--- BEGIN ---

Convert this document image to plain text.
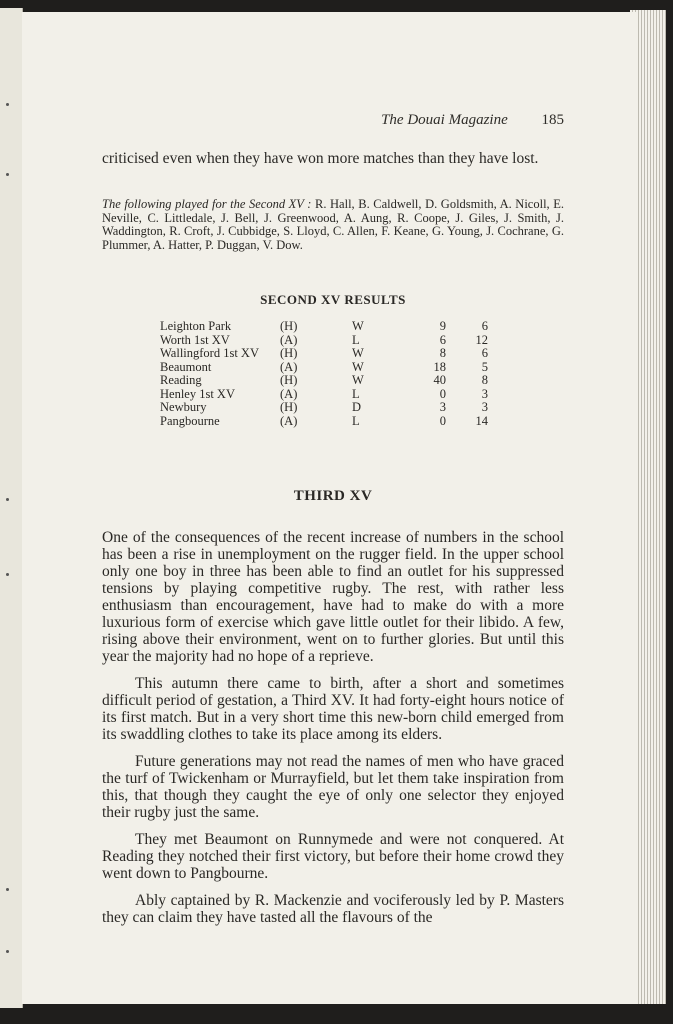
The Douai Magazine 185
criticised even when they have won more matches than they have lost.
The following played for the Second XV : R. Hall, B. Caldwell, D. Goldsmith, A. Nicoll, E. Neville, C. Littledale, J. Bell, J. Greenwood, A. Aung, R. Coope, J. Giles, J. Smith, J. Waddington, R. Croft, J. Cubbidge, S. Lloyd, C. Allen, F. Keane, G. Young, J. Cochrane, G. Plummer, A. Hatter, P. Duggan, V. Dow.
SECOND XV RESULTS
Leighton Park	(H)	W	9	6
Worth 1st XV	(A)	L	6	12
Wallingford 1st XV	(H)	W	8	6
Beaumont	(A)	W	18	5
Reading	(H)	W	40	8
Henley 1st XV	(A)	L	0	3
Newbury	(H)	D	3	3
Pangbourne	(A)	L	0	14
THIRD XV

One of the consequences of the recent increase of numbers in the school has been a rise in unemployment on the rugger field. In the upper school only one boy in three has been able to find an outlet for his suppressed tensions by playing competitive rugby. The rest, with rather less enthusiasm than encouragement, have had to make do with a more luxurious form of exercise which gave little outlet for their libido. A few, rising above their environment, went on to further glories. But until this year the majority had no hope of a reprieve.

This autumn there came to birth, after a short and sometimes difficult period of gestation, a Third XV. It had forty-eight hours notice of its first match. But in a very short time this new-born child emerged from its swaddling clothes to take its place among its elders.

Future generations may not read the names of men who have graced the turf of Twickenham or Murrayfield, but let them take inspiration from this, that though they caught the eye of only one selector they enjoyed their rugby just the same.

They met Beaumont on Runnymede and were not conquered. At Reading they notched their first victory, but before their home crowd they went down to Pangbourne.

Ably captained by R. Mackenzie and vociferously led by P. Masters they can claim they have tasted all the flavours of the
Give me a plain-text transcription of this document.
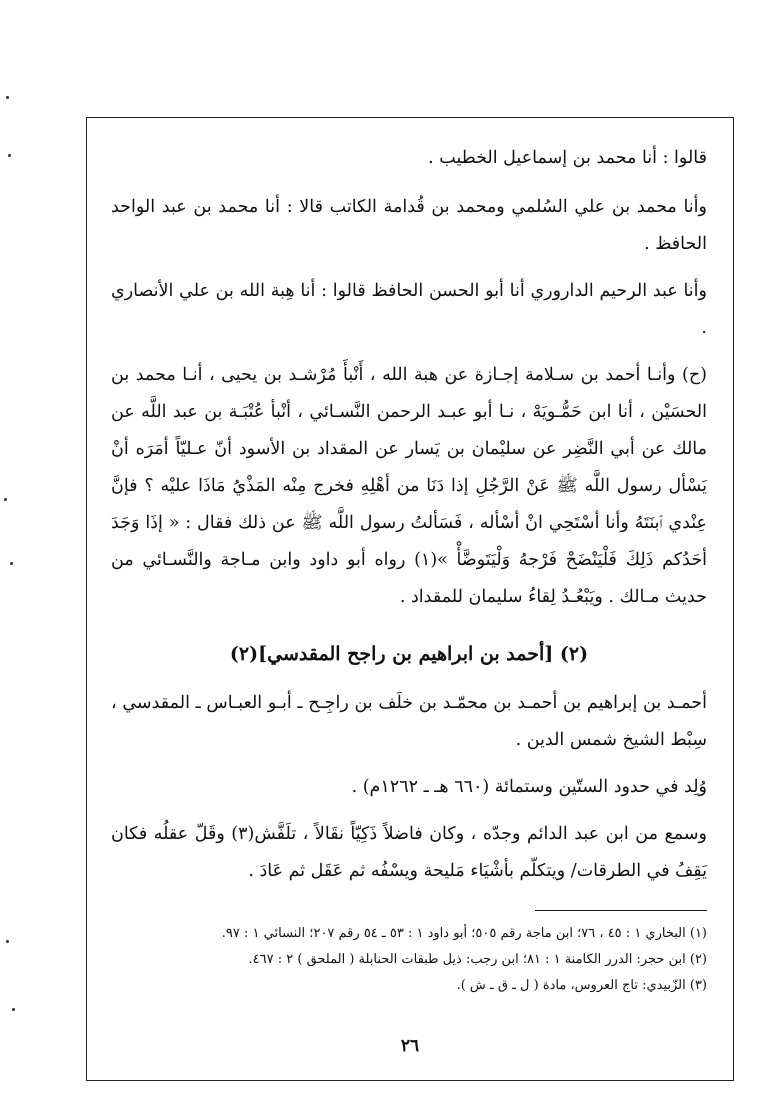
قالوا : أنا محمد بن إسماعيل الخطيب .

وأنا محمد بن علي السُلمي ومحمد بن قُدامة الكاتب قالا : أنا محمد بن عبد الواحد الحافظ .

وأنا عبد الرحيم الداروري أنا أبو الحسن الحافظ قالوا : أنا هِبة الله بن علي الأنصاري .

(ح) وأنـا أحمد بن سـلامة إجـازة عن هبة الله ، أَنْبأَ مُرْشـد بن يحيى ، أنـا محمد بن الحسَيْن ، أنا ابن حَمُّـويَهْ ، نـا أبو عبـد الرحمن النَّسـائي ، أنْبأ عُتْبَـة بن عبد اللَّه عن مالك عن أبي النَّضِر عن سليْمان بن يَسار عن المقداد بن الأسود أنّ عـليّاً أمَرَه أنْ يَسْأل رسول اللَّه ﷺ عَنْ الرَّجُلِ إذا دَنَا من أهْلِهِ فخرج مِنْه المَذْيُ مَاذَا عليْه ؟ فإنَّ عِنْدي ٱبنَتَهُ وأنا أسْتَحِي انْ أسْأله ، فَسَألتُ رسول اللَّه ﷺ عن ذلك فقال : « إذَا وَجَدَ أحَدُكم ذَلِكَ فَلْيَنْضَحْ فَرْجهُ وَلْيَتَوضَّأْ »(١) رواه أبو داود وابن مـاجة والنَّسـائي من حديث مـالك . ويَبْعُـدُ لِقاءُ سليمان للمقداد .

(٢) [أحمد بن ابراهيم بن راجح المقدسي](٢)

أحمـد بن إبراهيم بن أحمـد بن محمّـد بن خلَف بن راجِـح ـ أبـو العبـاس ـ المقدسي ، سِبْط الشيخ شمس الدين .

وُلِد في حدود الستّين وستمائة (٦٦٠ هـ ـ ١٢٦٢م) .

وسمع من ابن عبد الدائم وجدّه ، وكان فاضلاً ذَكِيّاً نقَالاً ، تلَفَّش(٣) وقَلّ عقلُه فكان يَقِفُ في الطرقات/ ويتكلّم بأشْيَاء مَليحة ويسْفُه ثم عَقَل ثم عَادَ .

(١) البخاري ١ : ٤٥ ، ٧٦؛ ابن ماجة رقم ٥٠٥؛ أبو داود ١ : ٥٣ ـ ٥٤ رقم ٢٠٧؛ النسائي ١ : ٩٧.
(٢) ابن حجر: الدرر الكامنة ١ : ٨١؛ ابن رجب: ذيل طبقات الحنابلة ( الملحق ) ٢ : ٤٦٧.
(٣) الزّبيدي: تاج العروس، مادة ( ل ـ ق ـ ش ).
٢٦
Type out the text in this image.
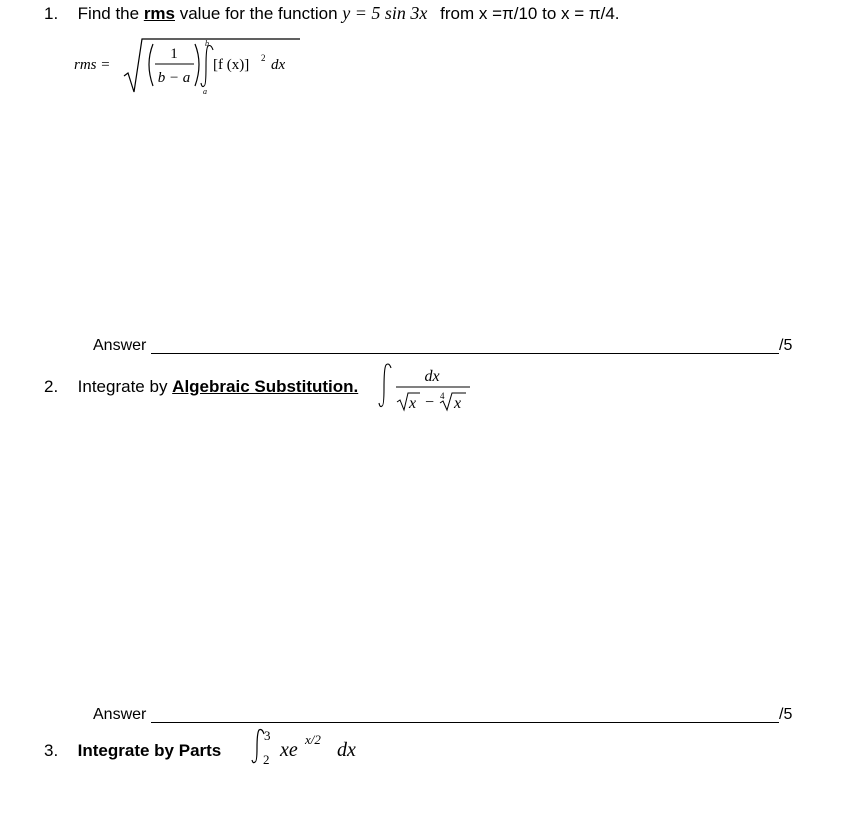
1. Find the rms value for the function y = 5 sin 3x from x =π/10 to x = π/4.
rms =
1
b − a
b
a
[f (x)] 2 dx
Answer	/5
2. Integrate by Algebraic Substitution.
dx
x − 4 x
Answer	/5
3. Integrate by Parts
3
2 xe x/2 dx
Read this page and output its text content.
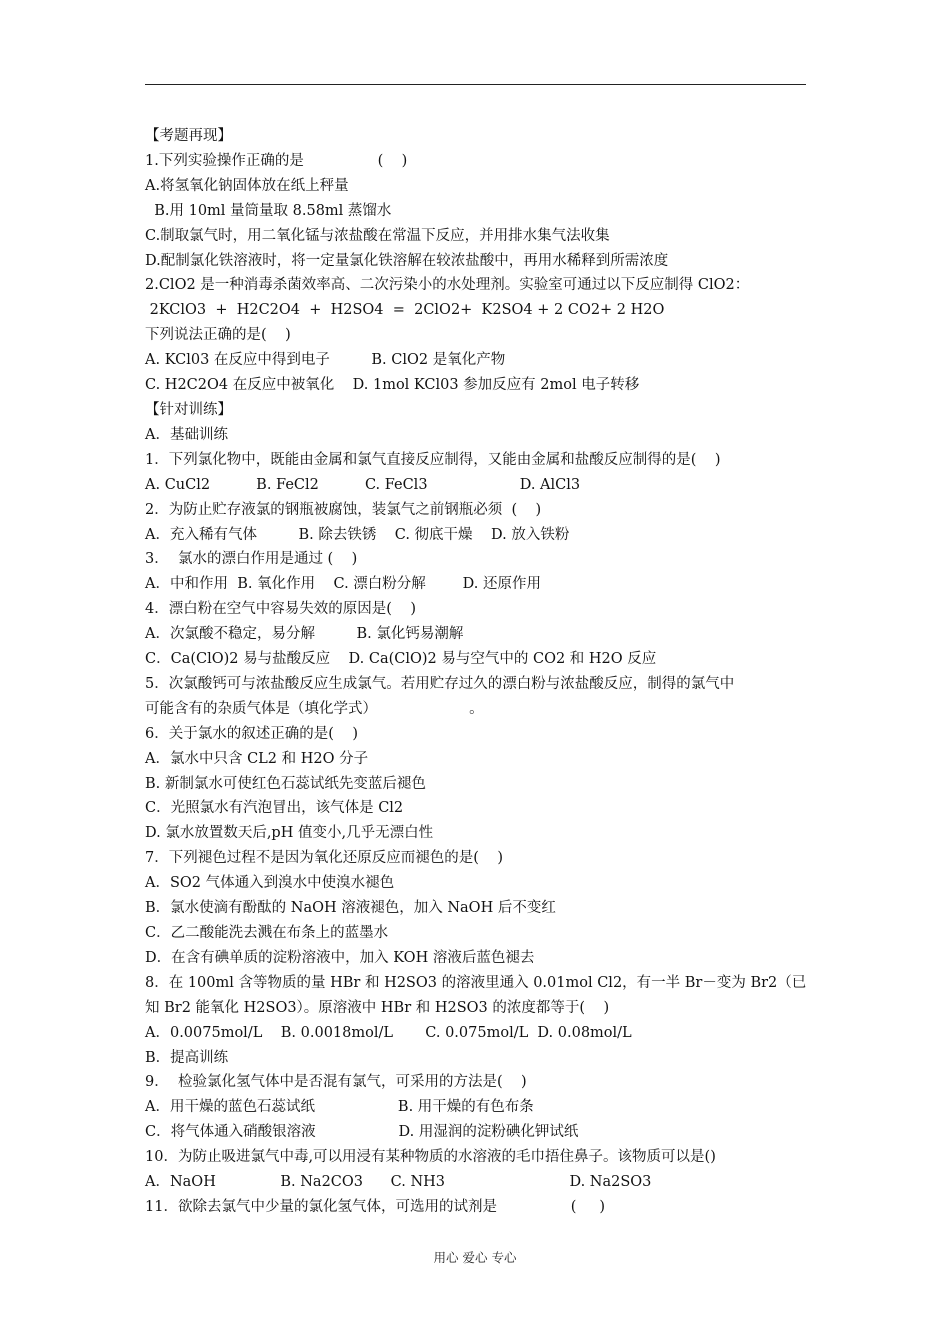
【考题再现】
1.下列实验操作正确的是                (    )
A.将氢氧化钠固体放在纸上秤量
B.用 10ml 量筒量取 8.58ml 蒸馏水
C.制取氯气时，用二氧化锰与浓盐酸在常温下反应，并用排水集气法收集
D.配制氯化铁溶液时，将一定量氯化铁溶解在较浓盐酸中，再用水稀释到所需浓度
2.ClO2 是一种消毒杀菌效率高、二次污染小的水处理剂。实验室可通过以下反应制得 ClO2：
2KClO3  +  H2C2O4  +  H2SO4  =  2ClO2+  K2SO4 + 2 CO2+ 2 H2O
下列说法正确的是(    )
A. KCl03 在反应中得到电子         B. ClO2 是氧化产物
C. H2C2O4 在反应中被氧化    D. 1mol KCl03 参加反应有 2mol 电子转移
【针对训练】
A．基础训练
1．下列氯化物中，既能由金属和氯气直接反应制得，又能由金属和盐酸反应制得的是(    )
A. CuCl2          B. FeCl2          C. FeCl3                    D. AlCl3
2．为防止贮存液氯的钢瓶被腐蚀，装氯气之前钢瓶必须  (    )
A．充入稀有气体         B. 除去铁锈    C. 彻底干燥    D. 放入铁粉
3．  氯水的漂白作用是通过 (    )
A．中和作用  B. 氧化作用    C. 漂白粉分解        D. 还原作用
4．漂白粉在空气中容易失效的原因是(    )
A．次氯酸不稳定，易分解         B. 氯化钙易潮解
C．Ca(ClO)2 易与盐酸反应    D. Ca(ClO)2 易与空气中的 CO2 和 H2O 反应
5．次氯酸钙可与浓盐酸反应生成氯气。若用贮存过久的漂白粉与浓盐酸反应，制得的氯气中
可能含有的杂质气体是（填化学式）                    。
6．关于氯水的叙述正确的是(    )
A．氯水中只含 CL2 和 H2O 分子
B. 新制氯水可使红色石蕊试纸先变蓝后褪色
C．光照氯水有汽泡冒出，该气体是 Cl2
D. 氯水放置数天后,pH 值变小,几乎无漂白性
7．下列褪色过程不是因为氧化还原反应而褪色的是(    )
A．SO2 气体通入到溴水中使溴水褪色
B．氯水使滴有酚酞的 NaOH 溶液褪色，加入 NaOH 后不变红
C．乙二酸能洗去溅在布条上的蓝墨水
D．在含有碘单质的淀粉溶液中，加入 KOH 溶液后蓝色褪去
8．在 100ml 含等物质的量 HBr 和 H2SO3 的溶液里通入 0.01mol Cl2，有一半 Br－变为 Br2（已
知 Br2 能氧化 H2SO3）。原溶液中 HBr 和 H2SO3 的浓度都等于(    )
A．0.0075mol/L    B. 0.0018mol/L       C. 0.075mol/L  D. 0.08mol/L
B．提高训练
9．  检验氯化氢气体中是否混有氯气，可采用的方法是(    )
A．用干燥的蓝色石蕊试纸                  B. 用干燥的有色布条
C．将气体通入硝酸银溶液                  D. 用湿润的淀粉碘化钾试纸
10．为防止吸进氯气中毒,可以用浸有某种物质的水溶液的毛巾捂住鼻子。该物质可以是()
A．NaOH              B. Na2CO3      C. NH3                           D. Na2SO3
11．欲除去氯气中少量的氯化氢气体，可选用的试剂是                (     )
用心 爱心 专心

--- END ---

= Task to complete =
Using the records above, find and show each line with the string "Pangbourne".

= The response =
Pangbourne	(A)	L	0	14
They met Beaumont on Runnymede and were not conquered. At Reading they notched their first victory, but before their home crowd they went down to Pangbourne.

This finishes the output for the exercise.